## Start Extracted entries

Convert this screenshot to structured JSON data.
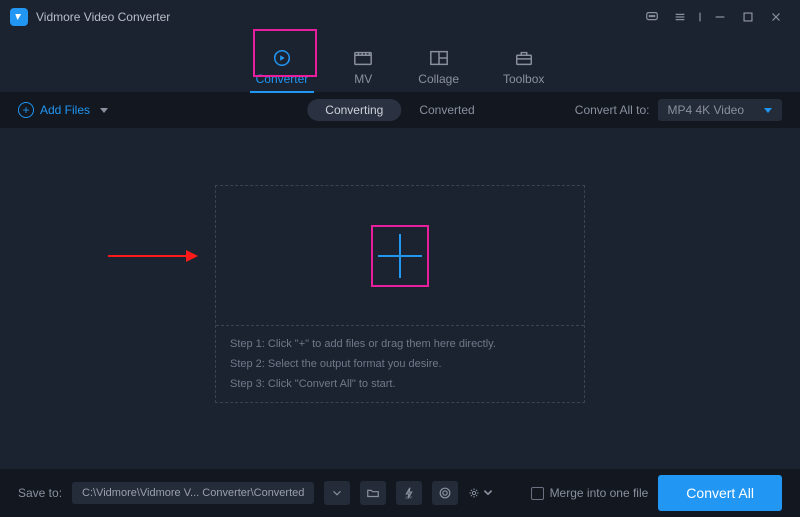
{
  "app": {
    "title": "Vidmore Video Converter"
  },
  "tabs": {
    "converter": "Converter",
    "mv": "MV",
    "collage": "Collage",
    "toolbox": "Toolbox"
  },
  "toolbar": {
    "add_files": "Add Files",
    "converting": "Converting",
    "converted": "Converted",
    "convert_all_to": "Convert All to:",
    "format": "MP4 4K Video"
  },
  "drop": {
    "steps": [
      "Step 1: Click \"+\" to add files or drag them here directly.",
      "Step 2: Select the output format you desire.",
      "Step 3: Click \"Convert All\" to start."
    ]
  },
  "footer": {
    "save_to": "Save to:",
    "path": "C:\\Vidmore\\Vidmore V... Converter\\Converted",
    "merge": "Merge into one file",
    "convert_all": "Convert All"
  }
}
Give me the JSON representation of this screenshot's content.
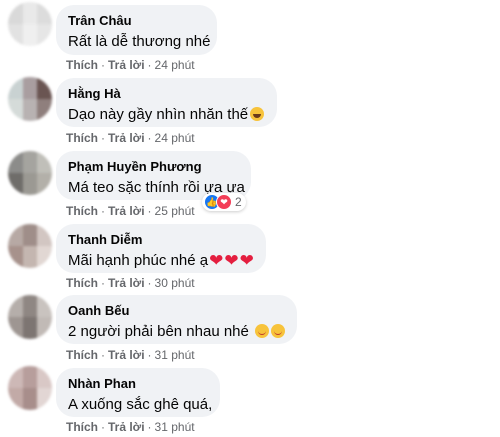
{
  "labels": {
    "like": "Thích",
    "reply": "Trả lời",
    "separator": "·"
  },
  "comments": [
    {
      "name": "Trân Châu",
      "text": "Rất là dễ thương nhé",
      "time": "24 phút",
      "emojis": "",
      "avatar_colors": [
        "#d9d9d9",
        "#e9e9e9",
        "#dcdcdc",
        "#e2e2e2",
        "#efefef",
        "#e6e6e6"
      ]
    },
    {
      "name": "Hằng Hà",
      "text": "Dạo này gầy nhìn nhăn thế",
      "time": "24 phút",
      "emojis": "rolling-on-floor-laughing",
      "avatar_colors": [
        "#c9d2d2",
        "#a99ea0",
        "#6a5552",
        "#d5dbd9",
        "#b8b2b2",
        "#8f7f7d"
      ]
    },
    {
      "name": "Phạm Huyền Phương",
      "text": "Má teo sặc thính rồi ựa ựa",
      "time": "25 phút",
      "reaction_count": "2",
      "avatar_colors": [
        "#8c8c8a",
        "#a5a49f",
        "#c0bfb9",
        "#6f6d6a",
        "#9b9993",
        "#b3b0a9"
      ]
    },
    {
      "name": "Thanh Diễm",
      "text": "Mãi hạnh phúc nhé ạ",
      "time": "30 phút",
      "emojis": "hearts",
      "avatar_colors": [
        "#b7a9a4",
        "#9f8e89",
        "#d2c6c2",
        "#a7928c",
        "#c4b6b0",
        "#e1d7d3"
      ]
    },
    {
      "name": "Oanh Bếu",
      "text": "2 người phải bên nhau nhé",
      "time": "31 phút",
      "emojis": "smiling-faces",
      "avatar_colors": [
        "#b5aeaa",
        "#8f8783",
        "#c9c3bf",
        "#9e9692",
        "#7d7572",
        "#c1bab6"
      ]
    },
    {
      "name": "Nhàn Phan",
      "text": "A xuống sắc ghê quá,",
      "time": "31 phút",
      "emojis": "",
      "avatar_colors": [
        "#cdb8b6",
        "#b79e9c",
        "#d9c8c6",
        "#c2aaa7",
        "#a88e8b",
        "#e2d6d4"
      ]
    }
  ]
}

## End Extracted entries

§ Instruction: Please transcribe the material above exactly as written. Leave the pictures out.

§ Exercise output:
Convert this screenshot to structured JSON data.
{
  "app": {
    "title": "Vidmore Video Converter"
  },
  "tabs": {
    "converter": "Converter",
    "mv": "MV",
    "collage": "Collage",
    "toolbox": "Toolbox"
  },
  "toolbar": {
    "add_files": "Add Files",
    "converting": "Converting",
    "converted": "Converted",
    "convert_all_to": "Convert All to:",
    "format": "MP4 4K Video"
  },
  "drop": {
    "steps": [
      "Step 1: Click \"+\" to add files or drag them here directly.",
      "Step 2: Select the output format you desire.",
      "Step 3: Click \"Convert All\" to start."
    ]
  },
  "footer": {
    "save_to": "Save to:",
    "path": "C:\\Vidmore\\Vidmore V... Converter\\Converted",
    "merge": "Merge into one file",
    "convert_all": "Convert All"
  }
}
Give me the JSON representation of this screenshot's content.
{
  "labels": {
    "like": "Thích",
    "reply": "Trả lời",
    "separator": "·"
  },
  "comments": [
    {
      "name": "Trân Châu",
      "text": "Rất là dễ thương nhé",
      "time": "24 phút",
      "emojis": "",
      "avatar_colors": [
        "#d9d9d9",
        "#e9e9e9",
        "#dcdcdc",
        "#e2e2e2",
        "#efefef",
        "#e6e6e6"
      ]
    },
    {
      "name": "Hằng Hà",
      "text": "Dạo này gầy nhìn nhăn thế",
      "time": "24 phút",
      "emojis": "rolling-on-floor-laughing",
      "avatar_colors": [
        "#c9d2d2",
        "#a99ea0",
        "#6a5552",
        "#d5dbd9",
        "#b8b2b2",
        "#8f7f7d"
      ]
    },
    {
      "name": "Phạm Huyền Phương",
      "text": "Má teo sặc thính rồi ựa ựa",
      "time": "25 phút",
      "reaction_count": "2",
      "avatar_colors": [
        "#8c8c8a",
        "#a5a49f",
        "#c0bfb9",
        "#6f6d6a",
        "#9b9993",
        "#b3b0a9"
      ]
    },
    {
      "name": "Thanh Diễm",
      "text": "Mãi hạnh phúc nhé ạ",
      "time": "30 phút",
      "emojis": "hearts",
      "avatar_colors": [
        "#b7a9a4",
        "#9f8e89",
        "#d2c6c2",
        "#a7928c",
        "#c4b6b0",
        "#e1d7d3"
      ]
    },
    {
      "name": "Oanh Bếu",
      "text": "2 người phải bên nhau nhé",
      "time": "31 phút",
      "emojis": "smiling-faces",
      "avatar_colors": [
        "#b5aeaa",
        "#8f8783",
        "#c9c3bf",
        "#9e9692",
        "#7d7572",
        "#c1bab6"
      ]
    },
    {
      "name": "Nhàn Phan",
      "text": "A xuống sắc ghê quá,",
      "time": "31 phút",
      "emojis": "",
      "avatar_colors": [
        "#cdb8b6",
        "#b79e9c",
        "#d9c8c6",
        "#c2aaa7",
        "#a88e8b",
        "#e2d6d4"
      ]
    }
  ]
}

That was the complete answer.